- WHAT YOU SHOULD DO -
Find all lines in the records that include the word "Procurar", and copy them out.

Collected data entries:
####################
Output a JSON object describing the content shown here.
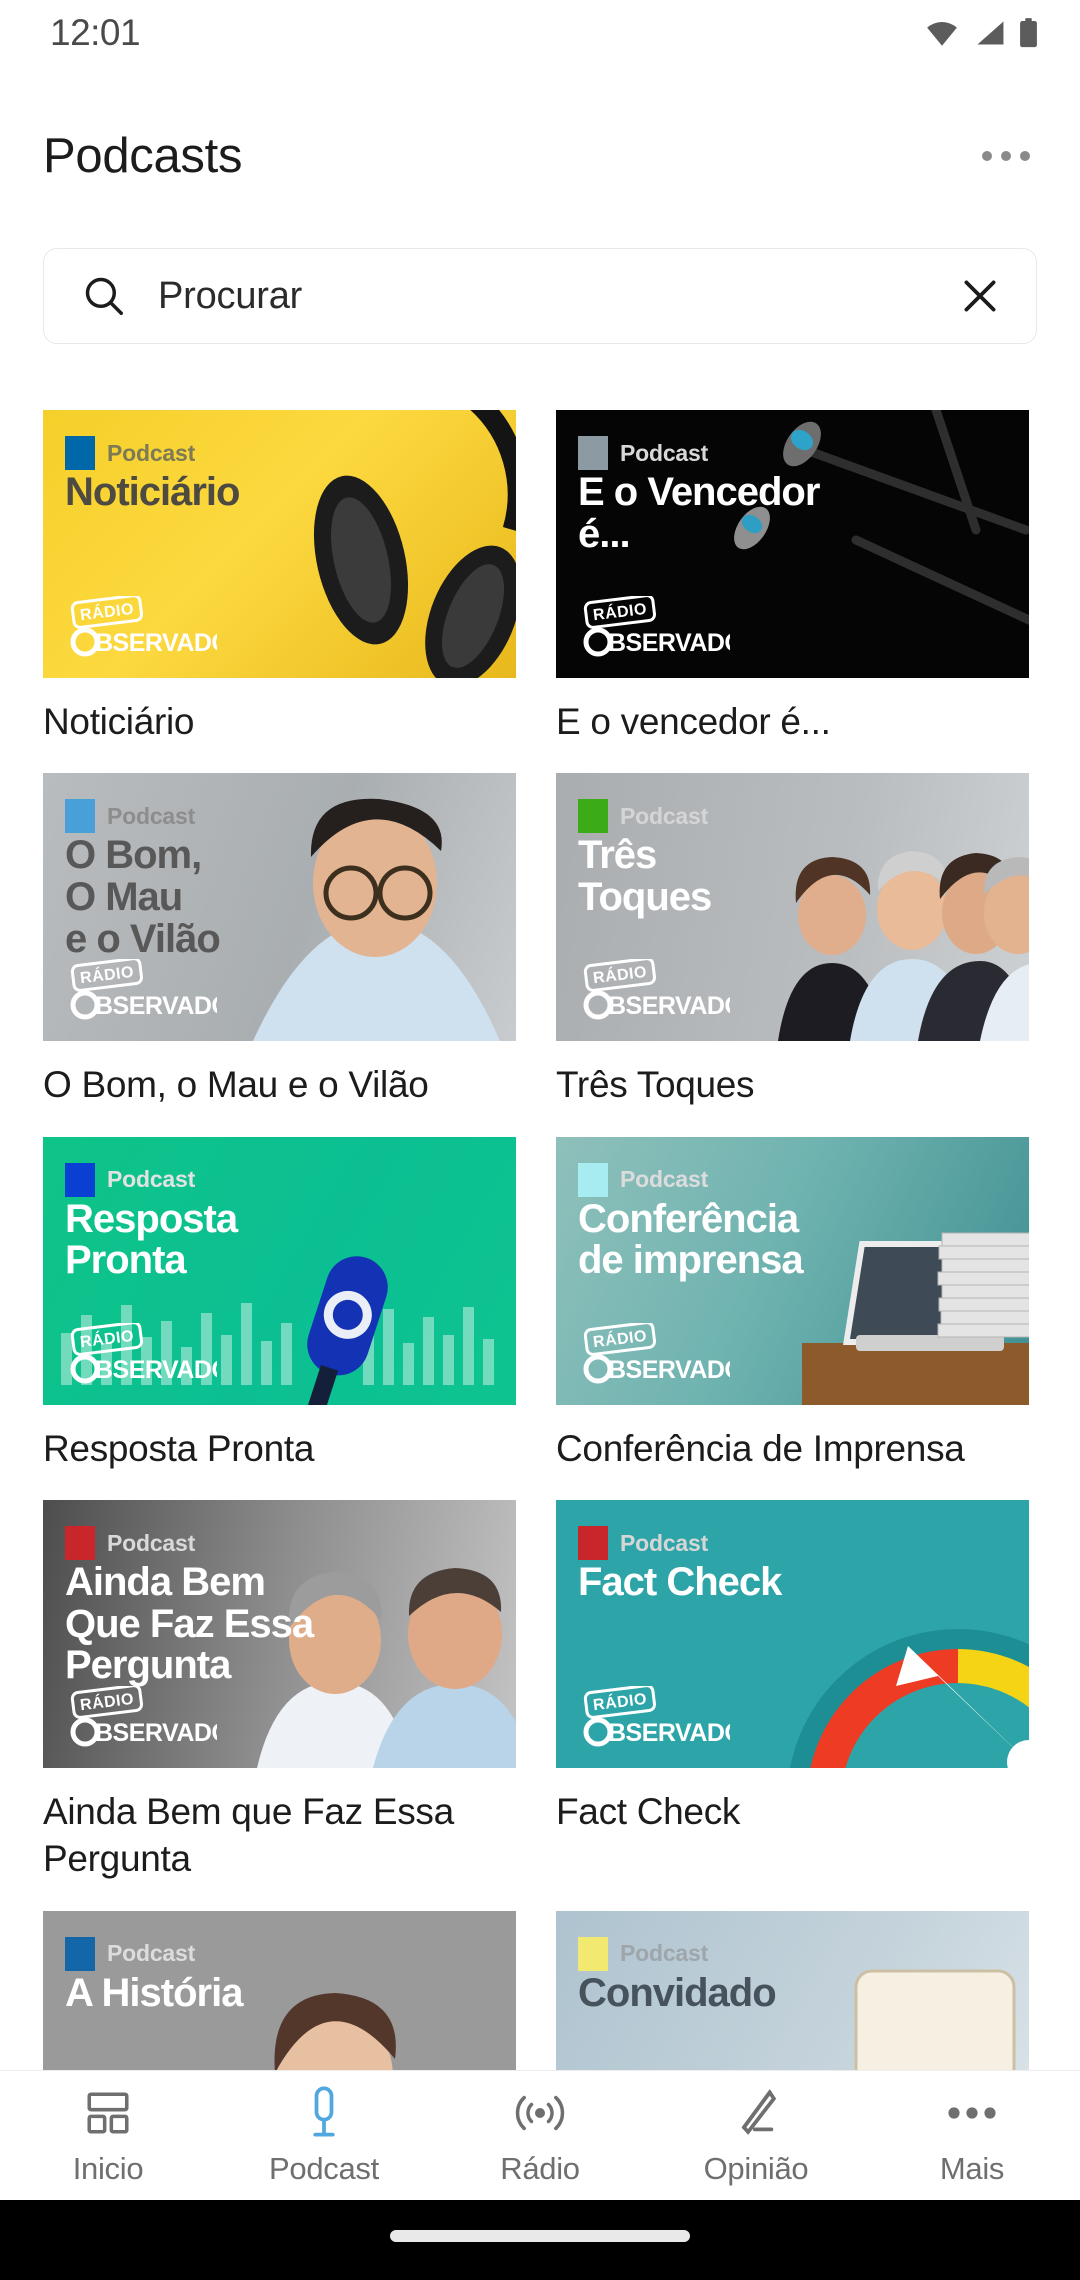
{
  "status_bar": {
    "time": "12:01",
    "icons": [
      "wifi-icon",
      "signal-icon",
      "battery-icon"
    ]
  },
  "header": {
    "title": "Podcasts",
    "overflow_icon": "more-options-icon"
  },
  "search": {
    "placeholder": "Procurar",
    "value": "Procurar",
    "search_icon": "search-icon",
    "clear_icon": "close-icon"
  },
  "grid": {
    "brand_logo_line1": "RÁDIO",
    "brand_logo_line2": "OBSERVADOR",
    "badge_label": "Podcast",
    "rows": [
      [
        {
          "caption": "Noticiário",
          "art_title": "Noticiário",
          "badge_color": "#0068a8",
          "badge_text_color": "#7d7a55",
          "title_color": "#4d4a42",
          "bg": "yellow",
          "logo_color": "#ffffff"
        },
        {
          "caption": "E o vencedor é...",
          "art_title": "E o Vencedor é...",
          "badge_color": "#8c9aa3",
          "badge_text_color": "#d8d8d8",
          "title_color": "#ffffff",
          "bg": "dark",
          "logo_color": "#ffffff"
        }
      ],
      [
        {
          "caption": "O Bom, o Mau e o Vilão",
          "art_title": "O Bom,\nO Mau\ne o Vilão",
          "badge_color": "#49a0d8",
          "badge_text_color": "#8d8d8d",
          "title_color": "#585858",
          "bg": "grey",
          "logo_color": "#ffffff"
        },
        {
          "caption": "Três Toques",
          "art_title": "Três\nToques",
          "badge_color": "#3cab18",
          "badge_text_color": "#d5d5d5",
          "title_color": "#ffffff",
          "bg": "grey2",
          "logo_color": "#ffffff"
        }
      ],
      [
        {
          "caption": "Resposta Pronta",
          "art_title": "Resposta\nPronta",
          "badge_color": "#0a3fd4",
          "badge_text_color": "#e2e2e2",
          "title_color": "#ffffff",
          "bg": "green",
          "logo_color": "#ffffff"
        },
        {
          "caption": "Conferência de Imprensa",
          "art_title": "Conferência\nde imprensa",
          "badge_color": "#a6ecf0",
          "badge_text_color": "#dcdcdc",
          "title_color": "#ffffff",
          "bg": "teal",
          "logo_color": "#ffffff"
        }
      ],
      [
        {
          "caption": "Ainda Bem que Faz Essa Pergunta",
          "art_title": "Ainda Bem\nQue Faz Essa\nPergunta",
          "badge_color": "#c8262a",
          "badge_text_color": "#d9d9d9",
          "title_color": "#ffffff",
          "bg": "greydark",
          "logo_color": "#ffffff"
        },
        {
          "caption": "Fact Check",
          "art_title": "Fact Check",
          "badge_color": "#c8262a",
          "badge_text_color": "#d6d6d6",
          "title_color": "#ffffff",
          "bg": "tealdark",
          "logo_color": "#ffffff"
        }
      ],
      [
        {
          "caption": "",
          "art_title": "A História",
          "badge_color": "#1366a8",
          "badge_text_color": "#dcdcdc",
          "title_color": "#ffffff",
          "bg": "greyflat",
          "logo_color": "#ffffff"
        },
        {
          "caption": "",
          "art_title": "Convidado",
          "badge_color": "#f2ea70",
          "badge_text_color": "#9fa6ab",
          "title_color": "#46525c",
          "bg": "bluegrey",
          "logo_color": "#ffffff"
        }
      ]
    ]
  },
  "bottom_nav": {
    "active_index": 1,
    "active_color": "#51a8e0",
    "inactive_color": "#6f6f6f",
    "items": [
      {
        "label": "Inicio",
        "icon": "dashboard-icon"
      },
      {
        "label": "Podcast",
        "icon": "microphone-icon"
      },
      {
        "label": "Rádio",
        "icon": "broadcast-icon"
      },
      {
        "label": "Opinião",
        "icon": "pencil-icon"
      },
      {
        "label": "Mais",
        "icon": "more-icon"
      }
    ]
  }
}
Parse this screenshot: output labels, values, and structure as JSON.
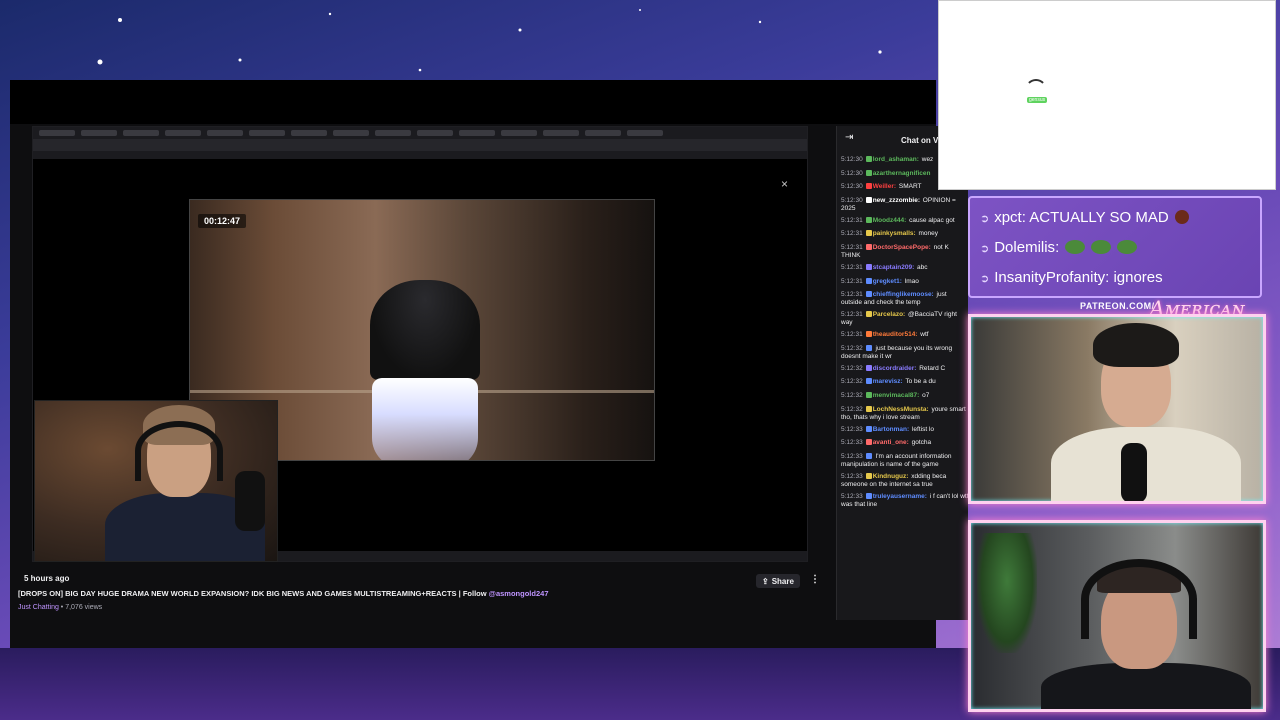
####################
- RESULT OF THE EXERCISE -
    "placeholder": "Procurar",
    "value": "Procurar",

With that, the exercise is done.